Your objective: Repeat all the material exactly; pictures stay out of your copy.

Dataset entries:

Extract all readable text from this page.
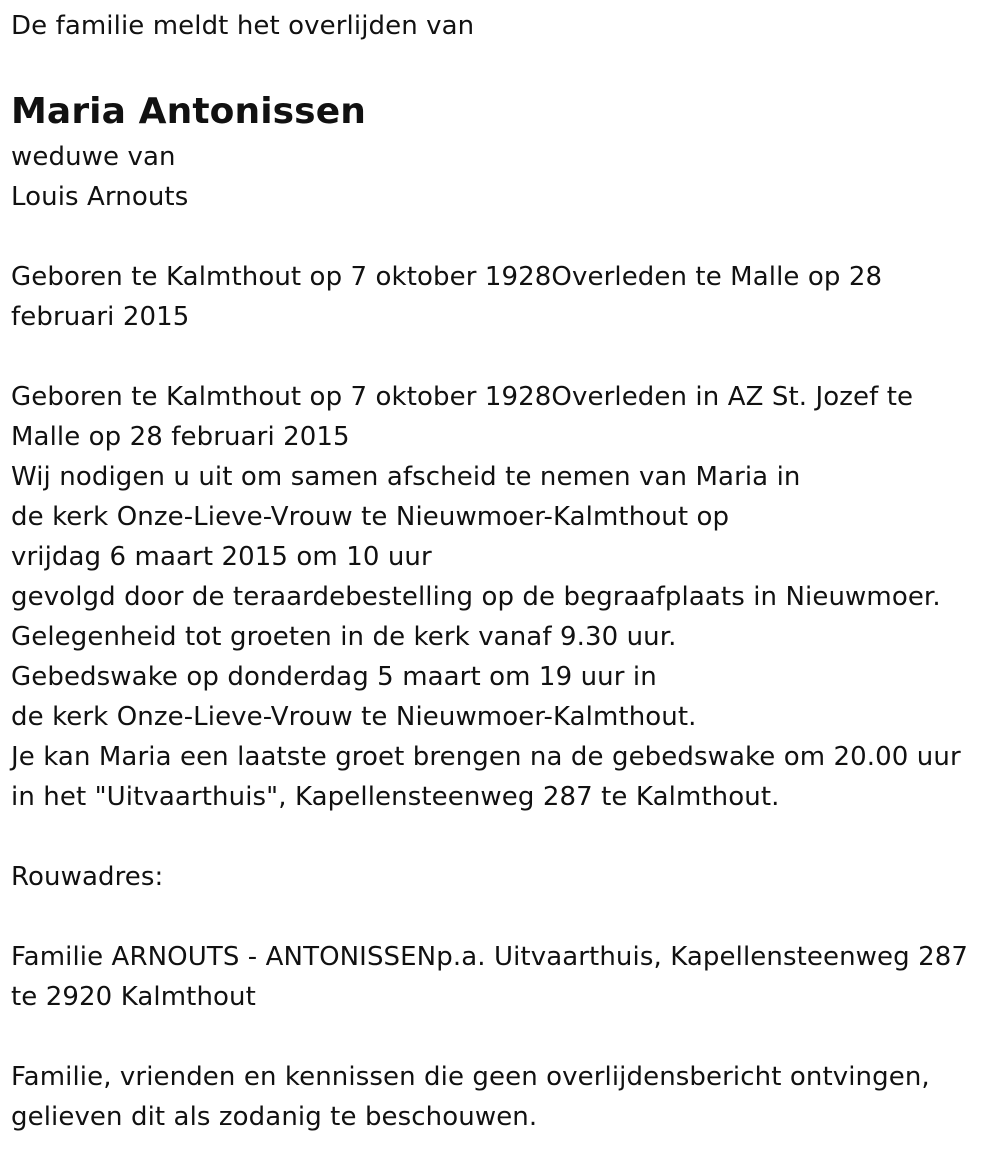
De familie meldt het overlijden van
Maria Antonissen
weduwe van
Louis Arnouts
Geboren te Kalmthout op 7 oktober 1928Overleden te Malle op 28
februari 2015
Geboren te Kalmthout op 7 oktober 1928Overleden in AZ St. Jozef te
Malle op 28 februari 2015
Wij nodigen u uit om samen afscheid te nemen van Maria in
de kerk Onze-Lieve-Vrouw te Nieuwmoer-Kalmthout op
vrijdag 6 maart 2015 om 10 uur
gevolgd door de teraardebestelling op de begraafplaats in Nieuwmoer.
Gelegenheid tot groeten in de kerk vanaf 9.30 uur.
Gebedswake op donderdag 5 maart om 19 uur in
de kerk Onze-Lieve-Vrouw te Nieuwmoer-Kalmthout.
Je kan Maria een laatste groet brengen na de gebedswake om 20.00 uur
in het "Uitvaarthuis", Kapellensteenweg 287 te Kalmthout.
Rouwadres:
Familie ARNOUTS - ANTONISSENp.a. Uitvaarthuis, Kapellensteenweg 287
te 2920 Kalmthout
Familie, vrienden en kennissen die geen overlijdensbericht ontvingen,
gelieven dit als zodanig te beschouwen.
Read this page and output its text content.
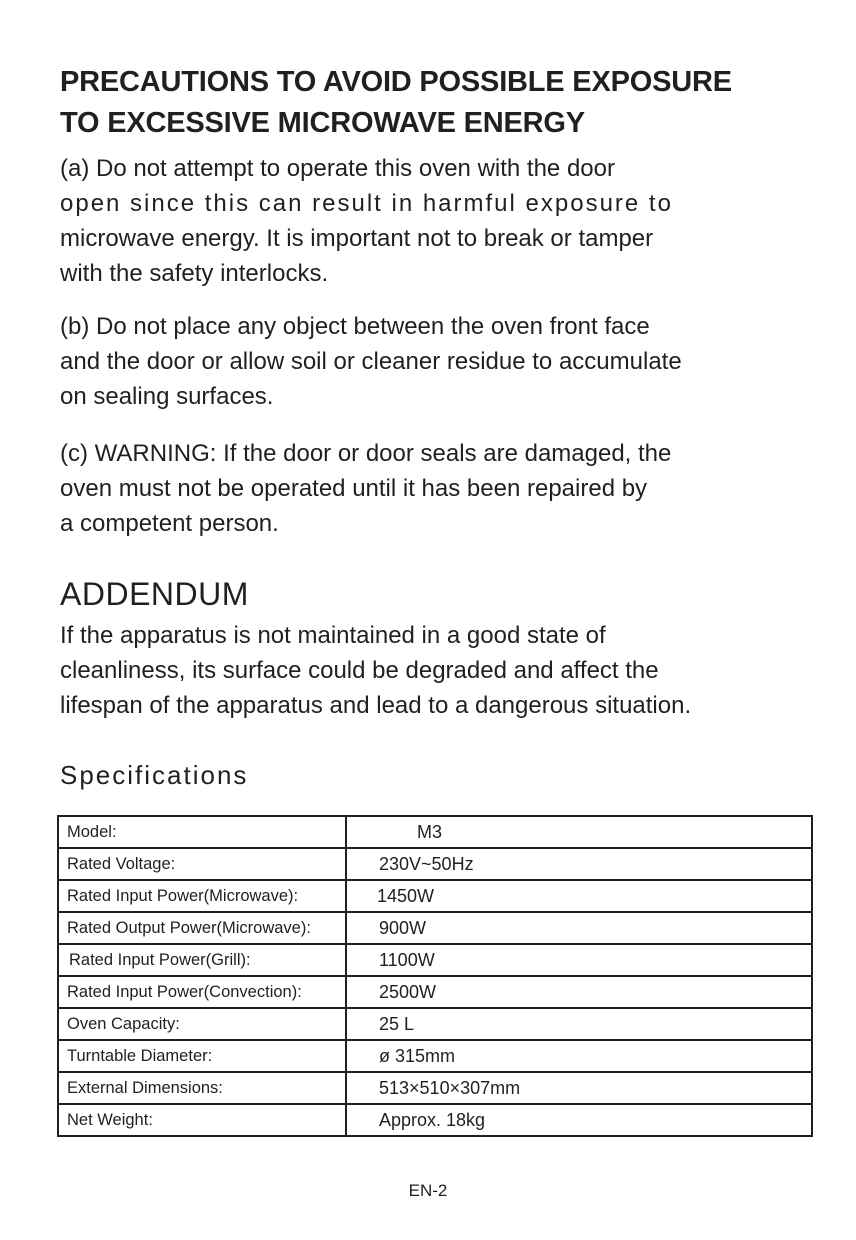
PRECAUTIONS TO AVOID POSSIBLE EXPOSURE
TO EXCESSIVE MICROWAVE ENERGY

(a) Do not attempt to operate this oven with the door
open since this can result in harmful exposure to
microwave energy. It is important not to break or tamper
with the safety interlocks.

(b) Do not place any object between the oven front face
and the door or allow soil or cleaner residue to accumulate
on sealing surfaces.

(c) WARNING: If the door or door seals are damaged, the
oven must not be operated until it has been repaired by
a competent person.

ADDENDUM

If the apparatus is not maintained in a good state of
cleanliness, its surface could be degraded and affect the
lifespan of the apparatus and lead to a dangerous situation.

Specifications
Model:	M3
Rated Voltage:	230V~50Hz
Rated Input Power(Microwave):	1450W
Rated Output Power(Microwave):	900W
Rated Input Power(Grill):	1100W
Rated Input Power(Convection):	2500W
Oven Capacity:	25 L
Turntable Diameter:	ø 315mm
External Dimensions:	513×510×307mm
Net Weight:	Approx. 18kg

EN-2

The solution:
Extract all readable text from this page.
De familie meldt het overlijden van
Maria Antonissen
weduwe van
Louis Arnouts
Geboren te Kalmthout op 7 oktober 1928Overleden te Malle op 28
februari 2015
Geboren te Kalmthout op 7 oktober 1928Overleden in AZ St. Jozef te
Malle op 28 februari 2015
Wij nodigen u uit om samen afscheid te nemen van Maria in
de kerk Onze-Lieve-Vrouw te Nieuwmoer-Kalmthout op
vrijdag 6 maart 2015 om 10 uur
gevolgd door de teraardebestelling op de begraafplaats in Nieuwmoer.
Gelegenheid tot groeten in de kerk vanaf 9.30 uur.
Gebedswake op donderdag 5 maart om 19 uur in
de kerk Onze-Lieve-Vrouw te Nieuwmoer-Kalmthout.
Je kan Maria een laatste groet brengen na de gebedswake om 20.00 uur
in het "Uitvaarthuis", Kapellensteenweg 287 te Kalmthout.
Rouwadres:
Familie ARNOUTS - ANTONISSENp.a. Uitvaarthuis, Kapellensteenweg 287
te 2920 Kalmthout
Familie, vrienden en kennissen die geen overlijdensbericht ontvingen,
gelieven dit als zodanig te beschouwen.
Read this page and output its text content.
PRECAUTIONS TO AVOID POSSIBLE EXPOSURE
TO EXCESSIVE MICROWAVE ENERGY

(a) Do not attempt to operate this oven with the door
open since this can result in harmful exposure to
microwave energy. It is important not to break or tamper
with the safety interlocks.

(b) Do not place any object between the oven front face
and the door or allow soil or cleaner residue to accumulate
on sealing surfaces.

(c) WARNING: If the door or door seals are damaged, the
oven must not be operated until it has been repaired by
a competent person.

ADDENDUM

If the apparatus is not maintained in a good state of
cleanliness, its surface could be degraded and affect the
lifespan of the apparatus and lead to a dangerous situation.

Specifications
Model:	M3
Rated Voltage:	230V~50Hz
Rated Input Power(Microwave):	1450W
Rated Output Power(Microwave):	900W
Rated Input Power(Grill):	1100W
Rated Input Power(Convection):	2500W
Oven Capacity:	25 L
Turntable Diameter:	ø 315mm
External Dimensions:	513×510×307mm
Net Weight:	Approx. 18kg

EN-2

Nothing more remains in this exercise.